WHAT NEEDS TO BE DONE ▸ Output every entry exactly as written, but omit the pictures.

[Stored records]

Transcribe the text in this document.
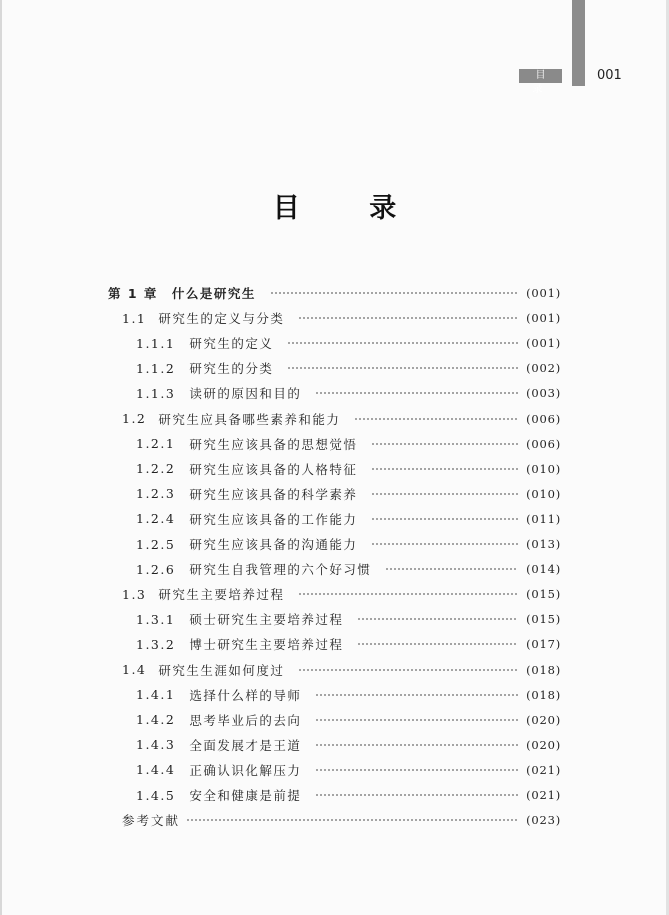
目 录
001
目 录
第 1 章 什么是研究生	(001)
1.1 研究生的定义与分类	(001)
1.1.1 研究生的定义	(001)
1.1.2 研究生的分类	(002)
1.1.3 读研的原因和目的	(003)
1.2 研究生应具备哪些素养和能力	(006)
1.2.1 研究生应该具备的思想觉悟	(006)
1.2.2 研究生应该具备的人格特征	(010)
1.2.3 研究生应该具备的科学素养	(010)
1.2.4 研究生应该具备的工作能力	(011)
1.2.5 研究生应该具备的沟通能力	(013)
1.2.6 研究生自我管理的六个好习惯	(014)
1.3 研究生主要培养过程	(015)
1.3.1 硕士研究生主要培养过程	(015)
1.3.2 博士研究生主要培养过程	(017)
1.4 研究生生涯如何度过	(018)
1.4.1 选择什么样的导师	(018)
1.4.2 思考毕业后的去向	(020)
1.4.3 全面发展才是王道	(020)
1.4.4 正确认识化解压力	(021)
1.4.5 安全和健康是前提	(021)
参考文献	(023)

WRITTEN ANSWER ▸
Transcribe the text in this document.
目 录
001
目 录
第 1 章 什么是研究生	(001)
1.1 研究生的定义与分类	(001)
1.1.1 研究生的定义	(001)
1.1.2 研究生的分类	(002)
1.1.3 读研的原因和目的	(003)
1.2 研究生应具备哪些素养和能力	(006)
1.2.1 研究生应该具备的思想觉悟	(006)
1.2.2 研究生应该具备的人格特征	(010)
1.2.3 研究生应该具备的科学素养	(010)
1.2.4 研究生应该具备的工作能力	(011)
1.2.5 研究生应该具备的沟通能力	(013)
1.2.6 研究生自我管理的六个好习惯	(014)
1.3 研究生主要培养过程	(015)
1.3.1 硕士研究生主要培养过程	(015)
1.3.2 博士研究生主要培养过程	(017)
1.4 研究生生涯如何度过	(018)
1.4.1 选择什么样的导师	(018)
1.4.2 思考毕业后的去向	(020)
1.4.3 全面发展才是王道	(020)
1.4.4 正确认识化解压力	(021)
1.4.5 安全和健康是前提	(021)
参考文献	(023)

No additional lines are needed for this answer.